[Records from a data collection]
<<<<
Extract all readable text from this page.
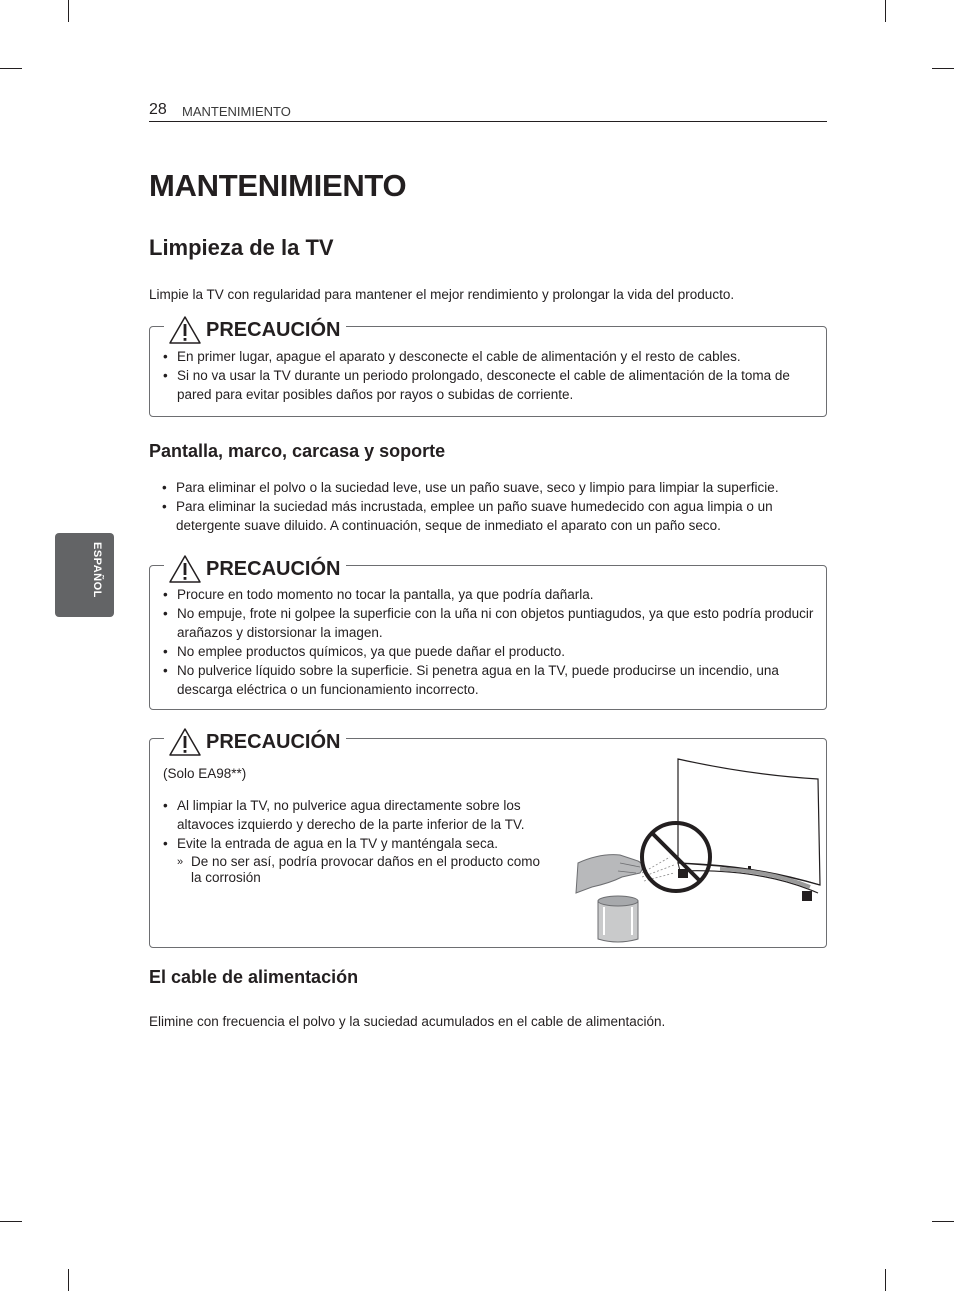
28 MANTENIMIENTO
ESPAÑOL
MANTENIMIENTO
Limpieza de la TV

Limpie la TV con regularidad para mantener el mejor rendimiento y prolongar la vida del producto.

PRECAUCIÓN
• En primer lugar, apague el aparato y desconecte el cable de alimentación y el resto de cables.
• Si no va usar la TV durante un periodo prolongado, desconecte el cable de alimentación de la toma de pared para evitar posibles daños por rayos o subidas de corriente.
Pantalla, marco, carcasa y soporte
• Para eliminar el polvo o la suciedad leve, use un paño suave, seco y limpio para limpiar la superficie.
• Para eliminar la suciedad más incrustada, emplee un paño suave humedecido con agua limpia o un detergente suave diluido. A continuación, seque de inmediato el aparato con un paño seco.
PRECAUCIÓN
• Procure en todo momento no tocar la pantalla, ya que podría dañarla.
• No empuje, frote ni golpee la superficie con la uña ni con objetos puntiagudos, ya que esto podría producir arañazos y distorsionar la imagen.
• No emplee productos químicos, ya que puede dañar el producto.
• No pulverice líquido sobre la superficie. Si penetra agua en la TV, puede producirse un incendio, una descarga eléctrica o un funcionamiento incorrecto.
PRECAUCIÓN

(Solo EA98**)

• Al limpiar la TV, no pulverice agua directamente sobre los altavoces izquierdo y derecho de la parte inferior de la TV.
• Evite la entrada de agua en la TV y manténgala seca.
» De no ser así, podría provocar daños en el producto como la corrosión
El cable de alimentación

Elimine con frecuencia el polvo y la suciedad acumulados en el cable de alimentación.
>>>>
Repeat the material verbatim. Do not carry over any picture.

Extract all readable text from this page.
28 MANTENIMIENTO
ESPAÑOL
MANTENIMIENTO
Limpieza de la TV

Limpie la TV con regularidad para mantener el mejor rendimiento y prolongar la vida del producto.

PRECAUCIÓN
• En primer lugar, apague el aparato y desconecte el cable de alimentación y el resto de cables.
• Si no va usar la TV durante un periodo prolongado, desconecte el cable de alimentación de la toma de pared para evitar posibles daños por rayos o subidas de corriente.
Pantalla, marco, carcasa y soporte
• Para eliminar el polvo o la suciedad leve, use un paño suave, seco y limpio para limpiar la superficie.
• Para eliminar la suciedad más incrustada, emplee un paño suave humedecido con agua limpia o un detergente suave diluido. A continuación, seque de inmediato el aparato con un paño seco.
PRECAUCIÓN
• Procure en todo momento no tocar la pantalla, ya que podría dañarla.
• No empuje, frote ni golpee la superficie con la uña ni con objetos puntiagudos, ya que esto podría producir arañazos y distorsionar la imagen.
• No emplee productos químicos, ya que puede dañar el producto.
• No pulverice líquido sobre la superficie. Si penetra agua en la TV, puede producirse un incendio, una descarga eléctrica o un funcionamiento incorrecto.
PRECAUCIÓN

(Solo EA98**)

• Al limpiar la TV, no pulverice agua directamente sobre los altavoces izquierdo y derecho de la parte inferior de la TV.
• Evite la entrada de agua en la TV y manténgala seca.
» De no ser así, podría provocar daños en el producto como la corrosión
El cable de alimentación

Elimine con frecuencia el polvo y la suciedad acumulados en el cable de alimentación.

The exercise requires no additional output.